─── RECORDS SHOWN ───

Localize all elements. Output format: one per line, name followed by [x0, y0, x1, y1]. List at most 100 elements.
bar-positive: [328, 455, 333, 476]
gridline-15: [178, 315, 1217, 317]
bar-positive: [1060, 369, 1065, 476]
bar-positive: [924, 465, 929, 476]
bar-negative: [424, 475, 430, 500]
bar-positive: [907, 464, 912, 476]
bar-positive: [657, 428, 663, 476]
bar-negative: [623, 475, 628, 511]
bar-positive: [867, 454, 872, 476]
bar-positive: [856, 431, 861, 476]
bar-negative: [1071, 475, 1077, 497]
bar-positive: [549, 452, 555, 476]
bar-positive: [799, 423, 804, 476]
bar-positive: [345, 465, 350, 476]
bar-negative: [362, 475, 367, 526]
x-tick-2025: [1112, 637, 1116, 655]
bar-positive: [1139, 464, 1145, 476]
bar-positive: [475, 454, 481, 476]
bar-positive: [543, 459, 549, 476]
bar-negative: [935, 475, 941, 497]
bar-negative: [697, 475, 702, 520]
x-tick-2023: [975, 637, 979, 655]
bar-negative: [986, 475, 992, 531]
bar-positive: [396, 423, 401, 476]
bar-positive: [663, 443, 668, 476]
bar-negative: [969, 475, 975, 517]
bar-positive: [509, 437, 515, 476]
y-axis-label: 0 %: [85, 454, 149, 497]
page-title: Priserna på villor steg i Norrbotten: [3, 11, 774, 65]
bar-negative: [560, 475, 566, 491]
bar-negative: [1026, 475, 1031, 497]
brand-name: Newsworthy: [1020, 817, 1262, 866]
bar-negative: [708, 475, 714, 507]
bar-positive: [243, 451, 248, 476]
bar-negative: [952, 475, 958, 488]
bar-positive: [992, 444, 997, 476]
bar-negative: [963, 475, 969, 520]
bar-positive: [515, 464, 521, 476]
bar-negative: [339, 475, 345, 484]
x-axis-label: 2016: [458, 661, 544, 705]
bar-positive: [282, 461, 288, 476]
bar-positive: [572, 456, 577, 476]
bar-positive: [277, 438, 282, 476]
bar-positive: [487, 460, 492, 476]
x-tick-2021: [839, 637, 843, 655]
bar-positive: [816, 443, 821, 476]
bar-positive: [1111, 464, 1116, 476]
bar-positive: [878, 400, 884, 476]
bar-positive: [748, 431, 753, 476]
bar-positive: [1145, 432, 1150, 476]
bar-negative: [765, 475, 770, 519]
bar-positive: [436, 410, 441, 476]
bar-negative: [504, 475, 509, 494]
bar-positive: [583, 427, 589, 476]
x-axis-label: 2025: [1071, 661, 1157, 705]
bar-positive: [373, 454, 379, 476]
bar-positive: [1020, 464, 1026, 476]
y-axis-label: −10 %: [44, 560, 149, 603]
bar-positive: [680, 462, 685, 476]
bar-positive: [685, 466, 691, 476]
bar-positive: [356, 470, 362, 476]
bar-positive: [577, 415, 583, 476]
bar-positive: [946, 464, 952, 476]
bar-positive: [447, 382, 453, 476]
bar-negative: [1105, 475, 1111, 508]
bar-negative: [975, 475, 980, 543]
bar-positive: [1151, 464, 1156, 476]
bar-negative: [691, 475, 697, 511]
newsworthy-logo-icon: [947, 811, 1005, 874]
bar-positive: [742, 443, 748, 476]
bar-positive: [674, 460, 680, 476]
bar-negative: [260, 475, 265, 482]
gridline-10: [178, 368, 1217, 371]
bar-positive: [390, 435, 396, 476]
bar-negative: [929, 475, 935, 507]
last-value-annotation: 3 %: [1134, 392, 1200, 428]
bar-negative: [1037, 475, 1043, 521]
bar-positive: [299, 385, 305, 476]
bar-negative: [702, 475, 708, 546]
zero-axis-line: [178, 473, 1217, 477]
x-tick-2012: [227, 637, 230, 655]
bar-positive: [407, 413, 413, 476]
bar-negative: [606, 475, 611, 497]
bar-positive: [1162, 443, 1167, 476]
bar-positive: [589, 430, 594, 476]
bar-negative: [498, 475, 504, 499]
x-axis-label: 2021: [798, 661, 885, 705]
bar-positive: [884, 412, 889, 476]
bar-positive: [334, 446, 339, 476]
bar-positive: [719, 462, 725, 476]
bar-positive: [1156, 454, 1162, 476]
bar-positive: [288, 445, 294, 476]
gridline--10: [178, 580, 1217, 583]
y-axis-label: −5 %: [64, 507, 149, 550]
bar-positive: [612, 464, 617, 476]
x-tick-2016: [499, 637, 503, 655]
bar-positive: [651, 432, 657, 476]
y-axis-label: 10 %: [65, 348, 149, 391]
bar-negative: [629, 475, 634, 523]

───

In the records above, rename every "bar-negative" to "negative-bar" and write all the lines out again with nothing else changed.

ANSWER FOR THE TASK
Localize all elements. Output format: one per line, name followed by [x0, y0, x1, y1]. List at most 100 elements.
bar-positive: [328, 455, 333, 476]
gridline-15: [178, 315, 1217, 317]
bar-positive: [1060, 369, 1065, 476]
bar-positive: [924, 465, 929, 476]
negative-bar: [424, 475, 430, 500]
bar-positive: [907, 464, 912, 476]
bar-positive: [657, 428, 663, 476]
negative-bar: [623, 475, 628, 511]
bar-positive: [867, 454, 872, 476]
bar-positive: [856, 431, 861, 476]
negative-bar: [1071, 475, 1077, 497]
bar-positive: [549, 452, 555, 476]
bar-positive: [799, 423, 804, 476]
bar-positive: [345, 465, 350, 476]
negative-bar: [362, 475, 367, 526]
x-tick-2025: [1112, 637, 1116, 655]
bar-positive: [1139, 464, 1145, 476]
bar-positive: [475, 454, 481, 476]
bar-positive: [543, 459, 549, 476]
negative-bar: [935, 475, 941, 497]
negative-bar: [697, 475, 702, 520]
x-tick-2023: [975, 637, 979, 655]
negative-bar: [986, 475, 992, 531]
bar-positive: [396, 423, 401, 476]
bar-positive: [663, 443, 668, 476]
negative-bar: [969, 475, 975, 517]
bar-positive: [509, 437, 515, 476]
y-axis-label: 0 %: [85, 454, 149, 497]
page-title: Priserna på villor steg i Norrbotten: [3, 11, 774, 65]
negative-bar: [560, 475, 566, 491]
negative-bar: [1026, 475, 1031, 497]
brand-name: Newsworthy: [1020, 817, 1262, 866]
negative-bar: [708, 475, 714, 507]
bar-positive: [243, 451, 248, 476]
negative-bar: [952, 475, 958, 488]
bar-positive: [992, 444, 997, 476]
negative-bar: [963, 475, 969, 520]
bar-positive: [515, 464, 521, 476]
negative-bar: [339, 475, 345, 484]
x-axis-label: 2016: [458, 661, 544, 705]
bar-positive: [282, 461, 288, 476]
bar-positive: [572, 456, 577, 476]
bar-positive: [277, 438, 282, 476]
bar-positive: [487, 460, 492, 476]
x-tick-2021: [839, 637, 843, 655]
bar-positive: [816, 443, 821, 476]
bar-positive: [1111, 464, 1116, 476]
bar-positive: [878, 400, 884, 476]
bar-positive: [748, 431, 753, 476]
bar-positive: [1145, 432, 1150, 476]
negative-bar: [765, 475, 770, 519]
bar-positive: [436, 410, 441, 476]
negative-bar: [504, 475, 509, 494]
bar-positive: [583, 427, 589, 476]
x-axis-label: 2025: [1071, 661, 1157, 705]
bar-positive: [373, 454, 379, 476]
bar-positive: [1020, 464, 1026, 476]
y-axis-label: −10 %: [44, 560, 149, 603]
bar-positive: [680, 462, 685, 476]
bar-positive: [685, 466, 691, 476]
bar-positive: [356, 470, 362, 476]
bar-positive: [577, 415, 583, 476]
bar-positive: [946, 464, 952, 476]
bar-positive: [447, 382, 453, 476]
negative-bar: [1105, 475, 1111, 508]
negative-bar: [975, 475, 980, 543]
bar-positive: [1151, 464, 1156, 476]
negative-bar: [691, 475, 697, 511]
newsworthy-logo-icon: [947, 811, 1005, 874]
bar-positive: [742, 443, 748, 476]
bar-positive: [674, 460, 680, 476]
negative-bar: [260, 475, 265, 482]
gridline-10: [178, 368, 1217, 371]
bar-positive: [390, 435, 396, 476]
negative-bar: [929, 475, 935, 507]
last-value-annotation: 3 %: [1134, 392, 1200, 428]
negative-bar: [1037, 475, 1043, 521]
bar-positive: [299, 385, 305, 476]
negative-bar: [702, 475, 708, 546]
zero-axis-line: [178, 473, 1217, 477]
x-tick-2012: [227, 637, 230, 655]
bar-positive: [407, 413, 413, 476]
negative-bar: [606, 475, 611, 497]
bar-positive: [1162, 443, 1167, 476]
bar-positive: [589, 430, 594, 476]
negative-bar: [498, 475, 504, 499]
x-axis-label: 2021: [798, 661, 885, 705]
bar-positive: [884, 412, 889, 476]
bar-positive: [334, 446, 339, 476]
bar-positive: [719, 462, 725, 476]
bar-positive: [1156, 454, 1162, 476]
bar-positive: [288, 445, 294, 476]
gridline--10: [178, 580, 1217, 583]
y-axis-label: −5 %: [64, 507, 149, 550]
bar-positive: [612, 464, 617, 476]
x-tick-2016: [499, 637, 503, 655]
bar-positive: [651, 432, 657, 476]
y-axis-label: 10 %: [65, 348, 149, 391]
negative-bar: [629, 475, 634, 523]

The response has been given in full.